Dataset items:

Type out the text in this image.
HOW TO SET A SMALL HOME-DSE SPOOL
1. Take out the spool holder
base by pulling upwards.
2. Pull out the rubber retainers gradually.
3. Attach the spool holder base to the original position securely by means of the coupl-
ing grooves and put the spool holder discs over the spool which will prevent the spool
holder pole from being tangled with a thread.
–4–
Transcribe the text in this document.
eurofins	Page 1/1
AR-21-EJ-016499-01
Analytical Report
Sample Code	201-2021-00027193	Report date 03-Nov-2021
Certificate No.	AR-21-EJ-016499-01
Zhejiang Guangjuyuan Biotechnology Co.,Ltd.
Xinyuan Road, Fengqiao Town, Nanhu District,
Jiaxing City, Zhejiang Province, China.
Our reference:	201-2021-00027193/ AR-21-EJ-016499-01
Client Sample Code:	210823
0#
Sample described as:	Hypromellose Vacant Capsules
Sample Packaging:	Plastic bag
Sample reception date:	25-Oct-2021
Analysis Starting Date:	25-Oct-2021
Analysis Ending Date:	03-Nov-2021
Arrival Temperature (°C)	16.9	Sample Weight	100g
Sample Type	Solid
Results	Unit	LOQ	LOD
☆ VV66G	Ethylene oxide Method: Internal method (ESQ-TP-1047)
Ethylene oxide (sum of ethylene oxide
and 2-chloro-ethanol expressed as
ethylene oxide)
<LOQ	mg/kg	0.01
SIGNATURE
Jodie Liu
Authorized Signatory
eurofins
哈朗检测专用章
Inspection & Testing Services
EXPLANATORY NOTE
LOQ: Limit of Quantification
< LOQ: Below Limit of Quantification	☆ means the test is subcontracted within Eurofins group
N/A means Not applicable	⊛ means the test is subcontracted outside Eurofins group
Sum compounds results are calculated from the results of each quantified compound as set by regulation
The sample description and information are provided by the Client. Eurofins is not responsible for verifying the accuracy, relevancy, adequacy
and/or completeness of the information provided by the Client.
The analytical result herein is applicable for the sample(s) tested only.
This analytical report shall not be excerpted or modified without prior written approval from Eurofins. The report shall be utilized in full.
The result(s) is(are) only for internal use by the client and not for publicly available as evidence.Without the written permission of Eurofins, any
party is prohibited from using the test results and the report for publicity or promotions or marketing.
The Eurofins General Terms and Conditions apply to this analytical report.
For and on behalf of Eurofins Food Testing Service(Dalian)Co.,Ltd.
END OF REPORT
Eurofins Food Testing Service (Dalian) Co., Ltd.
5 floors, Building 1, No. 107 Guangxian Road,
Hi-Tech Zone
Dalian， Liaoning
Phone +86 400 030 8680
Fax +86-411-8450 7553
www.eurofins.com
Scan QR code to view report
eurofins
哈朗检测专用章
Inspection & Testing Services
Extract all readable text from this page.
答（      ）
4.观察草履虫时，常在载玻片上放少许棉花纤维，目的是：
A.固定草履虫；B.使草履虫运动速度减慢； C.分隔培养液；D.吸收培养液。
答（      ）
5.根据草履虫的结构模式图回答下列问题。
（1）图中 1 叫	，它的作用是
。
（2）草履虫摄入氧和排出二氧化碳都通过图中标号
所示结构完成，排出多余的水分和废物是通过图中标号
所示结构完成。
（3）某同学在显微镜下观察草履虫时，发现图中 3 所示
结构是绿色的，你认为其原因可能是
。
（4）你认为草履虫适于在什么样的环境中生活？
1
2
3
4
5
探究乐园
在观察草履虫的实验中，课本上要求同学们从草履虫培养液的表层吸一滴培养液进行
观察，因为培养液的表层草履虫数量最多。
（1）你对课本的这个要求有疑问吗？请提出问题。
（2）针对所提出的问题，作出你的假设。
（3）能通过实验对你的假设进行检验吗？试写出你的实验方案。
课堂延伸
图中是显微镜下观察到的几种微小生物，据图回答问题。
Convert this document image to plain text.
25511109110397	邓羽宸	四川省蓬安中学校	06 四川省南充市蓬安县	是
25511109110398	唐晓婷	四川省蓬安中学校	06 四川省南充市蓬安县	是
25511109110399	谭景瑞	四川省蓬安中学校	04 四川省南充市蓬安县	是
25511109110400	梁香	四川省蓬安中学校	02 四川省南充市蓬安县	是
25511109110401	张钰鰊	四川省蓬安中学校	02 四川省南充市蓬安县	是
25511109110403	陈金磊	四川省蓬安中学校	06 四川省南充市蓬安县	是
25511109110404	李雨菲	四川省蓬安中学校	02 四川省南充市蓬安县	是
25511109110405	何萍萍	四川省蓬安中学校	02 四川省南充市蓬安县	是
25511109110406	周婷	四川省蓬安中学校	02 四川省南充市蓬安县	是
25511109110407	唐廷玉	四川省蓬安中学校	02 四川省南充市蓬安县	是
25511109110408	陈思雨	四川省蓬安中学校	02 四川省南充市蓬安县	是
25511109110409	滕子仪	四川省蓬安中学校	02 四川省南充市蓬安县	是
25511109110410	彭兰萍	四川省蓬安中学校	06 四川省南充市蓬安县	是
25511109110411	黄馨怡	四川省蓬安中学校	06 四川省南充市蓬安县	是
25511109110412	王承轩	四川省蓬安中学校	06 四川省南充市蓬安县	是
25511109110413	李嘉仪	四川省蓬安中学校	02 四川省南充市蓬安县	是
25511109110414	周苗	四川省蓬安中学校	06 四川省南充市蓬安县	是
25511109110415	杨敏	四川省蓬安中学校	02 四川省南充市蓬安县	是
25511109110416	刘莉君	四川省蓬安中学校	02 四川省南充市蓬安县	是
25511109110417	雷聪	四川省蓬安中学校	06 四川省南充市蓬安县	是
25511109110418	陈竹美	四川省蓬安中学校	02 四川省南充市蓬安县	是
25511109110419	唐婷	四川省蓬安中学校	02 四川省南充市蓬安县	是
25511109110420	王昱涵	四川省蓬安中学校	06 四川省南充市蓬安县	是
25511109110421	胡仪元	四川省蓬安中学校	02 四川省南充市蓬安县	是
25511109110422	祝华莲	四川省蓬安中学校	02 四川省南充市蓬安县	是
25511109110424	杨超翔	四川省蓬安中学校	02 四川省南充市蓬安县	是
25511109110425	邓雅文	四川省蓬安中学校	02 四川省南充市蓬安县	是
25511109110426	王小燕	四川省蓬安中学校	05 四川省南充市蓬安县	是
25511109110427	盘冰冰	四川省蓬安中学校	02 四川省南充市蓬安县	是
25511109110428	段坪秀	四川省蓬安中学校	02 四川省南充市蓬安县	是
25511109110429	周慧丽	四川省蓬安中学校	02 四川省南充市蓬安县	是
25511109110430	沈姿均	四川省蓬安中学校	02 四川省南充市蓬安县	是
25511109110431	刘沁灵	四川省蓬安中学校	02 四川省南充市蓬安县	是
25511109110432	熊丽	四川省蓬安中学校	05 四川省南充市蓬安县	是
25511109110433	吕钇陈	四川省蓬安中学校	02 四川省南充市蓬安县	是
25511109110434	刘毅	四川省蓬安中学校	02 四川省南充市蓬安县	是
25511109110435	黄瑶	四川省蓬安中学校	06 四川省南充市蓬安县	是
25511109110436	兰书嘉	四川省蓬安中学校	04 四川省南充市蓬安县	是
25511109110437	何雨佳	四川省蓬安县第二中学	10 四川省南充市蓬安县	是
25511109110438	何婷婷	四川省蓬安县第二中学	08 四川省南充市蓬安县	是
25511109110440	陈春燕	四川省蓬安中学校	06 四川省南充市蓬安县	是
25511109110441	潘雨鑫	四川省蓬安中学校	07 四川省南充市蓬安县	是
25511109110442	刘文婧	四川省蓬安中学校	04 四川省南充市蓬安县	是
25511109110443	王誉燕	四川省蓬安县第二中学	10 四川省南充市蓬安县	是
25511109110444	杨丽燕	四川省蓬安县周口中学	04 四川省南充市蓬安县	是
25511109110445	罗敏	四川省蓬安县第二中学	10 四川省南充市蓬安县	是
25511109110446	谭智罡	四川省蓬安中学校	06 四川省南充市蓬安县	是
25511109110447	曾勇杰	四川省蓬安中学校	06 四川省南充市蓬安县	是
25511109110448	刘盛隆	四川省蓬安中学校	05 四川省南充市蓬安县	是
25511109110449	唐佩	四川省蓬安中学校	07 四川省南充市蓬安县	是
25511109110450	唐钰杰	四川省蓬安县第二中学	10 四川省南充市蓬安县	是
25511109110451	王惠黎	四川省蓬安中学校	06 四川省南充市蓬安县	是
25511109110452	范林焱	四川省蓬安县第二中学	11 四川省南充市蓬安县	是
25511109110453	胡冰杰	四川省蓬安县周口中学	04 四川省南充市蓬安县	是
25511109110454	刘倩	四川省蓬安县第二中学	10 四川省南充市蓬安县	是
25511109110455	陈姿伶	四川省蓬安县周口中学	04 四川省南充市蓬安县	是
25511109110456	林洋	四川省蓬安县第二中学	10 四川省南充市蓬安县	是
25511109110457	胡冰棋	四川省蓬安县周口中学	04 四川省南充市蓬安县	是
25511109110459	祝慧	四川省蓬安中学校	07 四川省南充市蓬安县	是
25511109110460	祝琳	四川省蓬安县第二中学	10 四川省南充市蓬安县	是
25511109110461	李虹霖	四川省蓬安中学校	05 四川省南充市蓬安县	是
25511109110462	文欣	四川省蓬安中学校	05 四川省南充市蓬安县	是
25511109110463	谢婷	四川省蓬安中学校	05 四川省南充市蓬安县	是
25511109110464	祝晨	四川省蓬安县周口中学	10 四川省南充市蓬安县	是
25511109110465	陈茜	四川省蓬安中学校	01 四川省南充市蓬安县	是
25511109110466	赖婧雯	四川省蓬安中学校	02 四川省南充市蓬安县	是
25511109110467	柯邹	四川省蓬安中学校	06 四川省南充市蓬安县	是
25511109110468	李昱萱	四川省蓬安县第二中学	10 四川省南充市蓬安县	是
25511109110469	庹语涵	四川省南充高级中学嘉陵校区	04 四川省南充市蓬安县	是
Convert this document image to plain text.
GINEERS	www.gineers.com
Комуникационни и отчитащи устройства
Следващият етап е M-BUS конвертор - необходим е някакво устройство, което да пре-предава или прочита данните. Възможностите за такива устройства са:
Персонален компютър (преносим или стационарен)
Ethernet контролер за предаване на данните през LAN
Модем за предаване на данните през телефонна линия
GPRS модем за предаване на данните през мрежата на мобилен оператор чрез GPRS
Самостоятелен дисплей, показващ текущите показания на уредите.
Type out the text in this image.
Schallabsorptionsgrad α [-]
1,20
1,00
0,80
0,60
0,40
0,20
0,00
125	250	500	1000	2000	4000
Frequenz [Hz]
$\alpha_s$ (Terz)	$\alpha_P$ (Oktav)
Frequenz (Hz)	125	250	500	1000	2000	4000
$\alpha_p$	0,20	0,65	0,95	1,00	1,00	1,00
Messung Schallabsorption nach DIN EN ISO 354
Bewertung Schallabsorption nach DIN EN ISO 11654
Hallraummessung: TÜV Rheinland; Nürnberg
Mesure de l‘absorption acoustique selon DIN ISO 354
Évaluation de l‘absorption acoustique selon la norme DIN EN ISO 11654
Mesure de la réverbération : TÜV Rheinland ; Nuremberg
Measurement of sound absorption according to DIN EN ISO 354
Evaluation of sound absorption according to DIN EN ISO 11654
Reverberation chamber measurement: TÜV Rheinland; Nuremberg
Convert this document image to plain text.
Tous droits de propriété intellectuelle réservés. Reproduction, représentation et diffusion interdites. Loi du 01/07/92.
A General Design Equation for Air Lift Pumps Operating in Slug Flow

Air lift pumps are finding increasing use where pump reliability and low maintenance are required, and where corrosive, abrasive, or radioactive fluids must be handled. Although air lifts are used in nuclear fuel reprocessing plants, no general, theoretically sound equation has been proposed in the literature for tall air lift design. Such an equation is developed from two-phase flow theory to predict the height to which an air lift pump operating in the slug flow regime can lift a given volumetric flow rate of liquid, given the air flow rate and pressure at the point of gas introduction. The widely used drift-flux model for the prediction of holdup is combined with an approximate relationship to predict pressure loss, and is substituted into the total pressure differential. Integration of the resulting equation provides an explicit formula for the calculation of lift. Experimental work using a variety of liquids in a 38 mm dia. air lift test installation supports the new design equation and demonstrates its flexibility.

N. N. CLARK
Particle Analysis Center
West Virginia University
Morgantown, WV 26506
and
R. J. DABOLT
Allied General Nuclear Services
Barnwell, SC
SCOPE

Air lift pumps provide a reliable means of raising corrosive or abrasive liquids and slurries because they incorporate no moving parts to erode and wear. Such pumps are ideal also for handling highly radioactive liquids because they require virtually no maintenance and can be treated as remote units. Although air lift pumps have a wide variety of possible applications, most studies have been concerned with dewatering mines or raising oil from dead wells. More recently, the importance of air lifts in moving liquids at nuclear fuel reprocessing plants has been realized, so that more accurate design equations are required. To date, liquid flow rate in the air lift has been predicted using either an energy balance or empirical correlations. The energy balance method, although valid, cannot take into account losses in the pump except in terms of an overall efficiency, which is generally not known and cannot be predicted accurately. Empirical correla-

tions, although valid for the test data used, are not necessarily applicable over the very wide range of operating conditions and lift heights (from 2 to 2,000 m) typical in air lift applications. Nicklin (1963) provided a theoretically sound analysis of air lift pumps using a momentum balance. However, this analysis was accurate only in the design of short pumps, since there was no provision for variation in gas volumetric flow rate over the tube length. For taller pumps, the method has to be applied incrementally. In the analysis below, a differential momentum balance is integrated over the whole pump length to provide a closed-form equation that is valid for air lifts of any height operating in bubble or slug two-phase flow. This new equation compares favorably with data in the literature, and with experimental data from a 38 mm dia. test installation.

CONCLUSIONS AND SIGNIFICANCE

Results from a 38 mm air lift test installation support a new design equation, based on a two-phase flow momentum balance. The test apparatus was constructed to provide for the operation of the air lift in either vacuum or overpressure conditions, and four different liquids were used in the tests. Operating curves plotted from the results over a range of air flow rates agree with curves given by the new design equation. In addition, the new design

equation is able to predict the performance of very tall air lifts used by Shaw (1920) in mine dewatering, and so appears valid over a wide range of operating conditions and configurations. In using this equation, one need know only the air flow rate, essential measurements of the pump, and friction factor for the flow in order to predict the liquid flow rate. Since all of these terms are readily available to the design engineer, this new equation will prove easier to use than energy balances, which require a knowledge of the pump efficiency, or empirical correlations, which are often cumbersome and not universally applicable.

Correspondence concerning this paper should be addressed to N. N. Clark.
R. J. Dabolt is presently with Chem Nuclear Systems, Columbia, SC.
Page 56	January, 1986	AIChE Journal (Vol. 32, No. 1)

**Instructions for the task**
In the listing above, locate each line with "устройства" and copy it.

**Result of the task**
Комуникационни и отчитащи устройства
Следващият етап е M-BUS конвертор - необходим е някакво устройство, което да пре-предава или прочита данните. Възможностите за такива устройства са:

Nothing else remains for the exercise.